> **Task statement**:
What number of lines hold the word "filled"? State that number and nothing besides.

> **Data in this exercise**:
START
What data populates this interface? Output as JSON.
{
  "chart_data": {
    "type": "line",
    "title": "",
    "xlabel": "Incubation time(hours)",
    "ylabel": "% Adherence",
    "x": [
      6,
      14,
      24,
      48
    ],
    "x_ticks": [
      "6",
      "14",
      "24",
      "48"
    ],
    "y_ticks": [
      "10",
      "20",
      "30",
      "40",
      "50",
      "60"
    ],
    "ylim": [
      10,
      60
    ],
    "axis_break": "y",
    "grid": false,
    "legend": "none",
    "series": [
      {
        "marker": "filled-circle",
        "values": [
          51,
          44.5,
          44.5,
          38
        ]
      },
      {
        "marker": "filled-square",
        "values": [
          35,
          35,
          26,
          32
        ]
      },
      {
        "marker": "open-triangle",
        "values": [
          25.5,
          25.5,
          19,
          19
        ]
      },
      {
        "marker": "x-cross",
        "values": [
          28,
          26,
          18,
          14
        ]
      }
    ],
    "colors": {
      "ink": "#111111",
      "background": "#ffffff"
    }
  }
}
END
START
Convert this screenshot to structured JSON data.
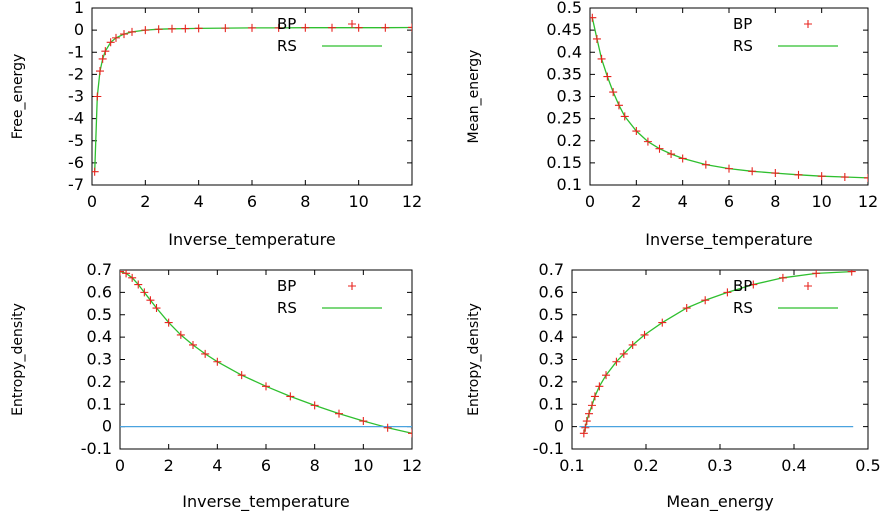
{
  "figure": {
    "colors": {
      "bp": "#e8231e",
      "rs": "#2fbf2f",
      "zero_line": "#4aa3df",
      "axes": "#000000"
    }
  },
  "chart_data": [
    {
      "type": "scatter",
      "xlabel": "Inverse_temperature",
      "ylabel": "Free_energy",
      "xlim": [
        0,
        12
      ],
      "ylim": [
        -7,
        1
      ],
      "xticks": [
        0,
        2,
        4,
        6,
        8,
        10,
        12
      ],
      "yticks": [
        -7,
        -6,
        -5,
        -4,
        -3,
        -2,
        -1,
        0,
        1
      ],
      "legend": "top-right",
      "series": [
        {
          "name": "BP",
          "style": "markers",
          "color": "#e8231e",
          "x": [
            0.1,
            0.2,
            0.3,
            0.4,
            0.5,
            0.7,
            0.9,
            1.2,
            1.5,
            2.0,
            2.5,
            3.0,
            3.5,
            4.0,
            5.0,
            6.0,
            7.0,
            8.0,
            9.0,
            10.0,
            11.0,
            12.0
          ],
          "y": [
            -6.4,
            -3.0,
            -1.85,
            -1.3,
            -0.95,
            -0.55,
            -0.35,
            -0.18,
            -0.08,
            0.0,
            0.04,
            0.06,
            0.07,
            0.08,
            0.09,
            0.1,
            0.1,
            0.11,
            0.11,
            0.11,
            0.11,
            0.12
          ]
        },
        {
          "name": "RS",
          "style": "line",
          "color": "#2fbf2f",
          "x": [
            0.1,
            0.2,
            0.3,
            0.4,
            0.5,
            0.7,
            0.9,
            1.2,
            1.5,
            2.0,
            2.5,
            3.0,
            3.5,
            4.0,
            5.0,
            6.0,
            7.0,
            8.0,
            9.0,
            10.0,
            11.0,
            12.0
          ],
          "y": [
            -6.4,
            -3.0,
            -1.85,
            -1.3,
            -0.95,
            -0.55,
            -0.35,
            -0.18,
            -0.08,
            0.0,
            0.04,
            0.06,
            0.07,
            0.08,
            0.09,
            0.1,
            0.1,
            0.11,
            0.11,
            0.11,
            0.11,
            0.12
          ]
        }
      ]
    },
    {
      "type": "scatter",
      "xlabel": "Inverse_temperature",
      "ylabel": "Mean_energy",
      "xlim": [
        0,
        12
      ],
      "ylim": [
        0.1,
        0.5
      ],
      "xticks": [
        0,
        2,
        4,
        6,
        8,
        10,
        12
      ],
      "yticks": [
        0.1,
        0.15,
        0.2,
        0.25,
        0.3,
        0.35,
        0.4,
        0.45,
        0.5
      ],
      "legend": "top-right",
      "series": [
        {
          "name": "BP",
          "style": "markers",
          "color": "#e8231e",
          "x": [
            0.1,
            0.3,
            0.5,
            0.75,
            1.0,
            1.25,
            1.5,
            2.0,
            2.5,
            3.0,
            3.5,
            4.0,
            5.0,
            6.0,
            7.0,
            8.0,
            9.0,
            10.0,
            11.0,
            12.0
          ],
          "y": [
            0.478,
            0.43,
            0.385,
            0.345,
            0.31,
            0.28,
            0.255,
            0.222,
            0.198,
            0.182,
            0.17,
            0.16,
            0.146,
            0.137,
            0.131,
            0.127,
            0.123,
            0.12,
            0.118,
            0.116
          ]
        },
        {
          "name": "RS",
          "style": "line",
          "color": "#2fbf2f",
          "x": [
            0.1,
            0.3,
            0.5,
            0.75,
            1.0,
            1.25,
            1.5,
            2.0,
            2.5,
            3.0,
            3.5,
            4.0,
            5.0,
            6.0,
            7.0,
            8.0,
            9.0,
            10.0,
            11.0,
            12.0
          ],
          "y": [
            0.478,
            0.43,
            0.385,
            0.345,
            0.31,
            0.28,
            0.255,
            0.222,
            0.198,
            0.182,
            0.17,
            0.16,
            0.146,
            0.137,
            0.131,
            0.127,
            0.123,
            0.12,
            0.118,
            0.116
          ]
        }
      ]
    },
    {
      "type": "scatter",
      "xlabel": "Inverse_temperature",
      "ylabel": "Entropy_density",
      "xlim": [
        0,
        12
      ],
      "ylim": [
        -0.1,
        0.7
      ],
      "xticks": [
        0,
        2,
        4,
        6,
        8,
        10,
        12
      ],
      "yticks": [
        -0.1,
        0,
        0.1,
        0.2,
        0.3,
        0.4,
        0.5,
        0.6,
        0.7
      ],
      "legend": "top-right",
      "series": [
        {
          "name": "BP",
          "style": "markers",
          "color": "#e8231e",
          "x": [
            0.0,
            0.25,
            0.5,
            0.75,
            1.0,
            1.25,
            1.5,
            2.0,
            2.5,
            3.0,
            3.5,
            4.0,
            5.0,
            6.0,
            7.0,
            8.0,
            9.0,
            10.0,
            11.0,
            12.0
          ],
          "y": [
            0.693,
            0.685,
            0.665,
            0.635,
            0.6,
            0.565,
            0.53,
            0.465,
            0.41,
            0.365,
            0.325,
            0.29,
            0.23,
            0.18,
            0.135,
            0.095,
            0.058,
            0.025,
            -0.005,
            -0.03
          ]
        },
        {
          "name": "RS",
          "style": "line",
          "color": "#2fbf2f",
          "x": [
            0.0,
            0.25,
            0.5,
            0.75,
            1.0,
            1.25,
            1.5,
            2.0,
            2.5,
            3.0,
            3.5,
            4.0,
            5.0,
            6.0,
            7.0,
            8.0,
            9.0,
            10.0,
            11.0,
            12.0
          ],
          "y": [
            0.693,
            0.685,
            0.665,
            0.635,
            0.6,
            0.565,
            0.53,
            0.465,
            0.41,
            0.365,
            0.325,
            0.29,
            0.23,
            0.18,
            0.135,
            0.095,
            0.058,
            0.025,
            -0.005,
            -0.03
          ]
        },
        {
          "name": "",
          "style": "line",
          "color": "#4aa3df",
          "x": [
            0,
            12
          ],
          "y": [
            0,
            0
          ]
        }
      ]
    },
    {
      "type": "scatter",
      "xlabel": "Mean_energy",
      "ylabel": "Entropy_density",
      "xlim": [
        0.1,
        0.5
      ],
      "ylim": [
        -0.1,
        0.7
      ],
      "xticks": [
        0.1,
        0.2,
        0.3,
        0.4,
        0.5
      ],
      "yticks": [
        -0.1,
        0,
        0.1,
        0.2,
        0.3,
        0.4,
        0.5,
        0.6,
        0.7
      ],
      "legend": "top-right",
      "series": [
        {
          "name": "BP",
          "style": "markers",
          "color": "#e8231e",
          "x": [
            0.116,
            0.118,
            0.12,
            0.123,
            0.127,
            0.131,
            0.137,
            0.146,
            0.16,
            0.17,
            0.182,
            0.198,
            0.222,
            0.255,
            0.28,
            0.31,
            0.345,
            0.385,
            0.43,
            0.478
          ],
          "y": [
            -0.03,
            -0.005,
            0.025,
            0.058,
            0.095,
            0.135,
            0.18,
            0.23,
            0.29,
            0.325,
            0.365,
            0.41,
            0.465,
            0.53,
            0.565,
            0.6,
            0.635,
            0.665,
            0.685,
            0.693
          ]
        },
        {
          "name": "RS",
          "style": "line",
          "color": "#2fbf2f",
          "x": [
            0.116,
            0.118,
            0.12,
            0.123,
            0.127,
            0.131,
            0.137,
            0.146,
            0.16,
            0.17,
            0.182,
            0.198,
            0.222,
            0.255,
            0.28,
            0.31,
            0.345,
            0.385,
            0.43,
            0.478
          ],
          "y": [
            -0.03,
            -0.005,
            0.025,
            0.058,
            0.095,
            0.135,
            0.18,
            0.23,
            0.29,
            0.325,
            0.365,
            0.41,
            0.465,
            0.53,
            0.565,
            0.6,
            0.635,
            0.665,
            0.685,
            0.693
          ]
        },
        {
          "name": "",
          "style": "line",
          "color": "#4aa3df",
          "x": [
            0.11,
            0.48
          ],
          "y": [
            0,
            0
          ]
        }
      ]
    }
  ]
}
END
> **Task answer**:
2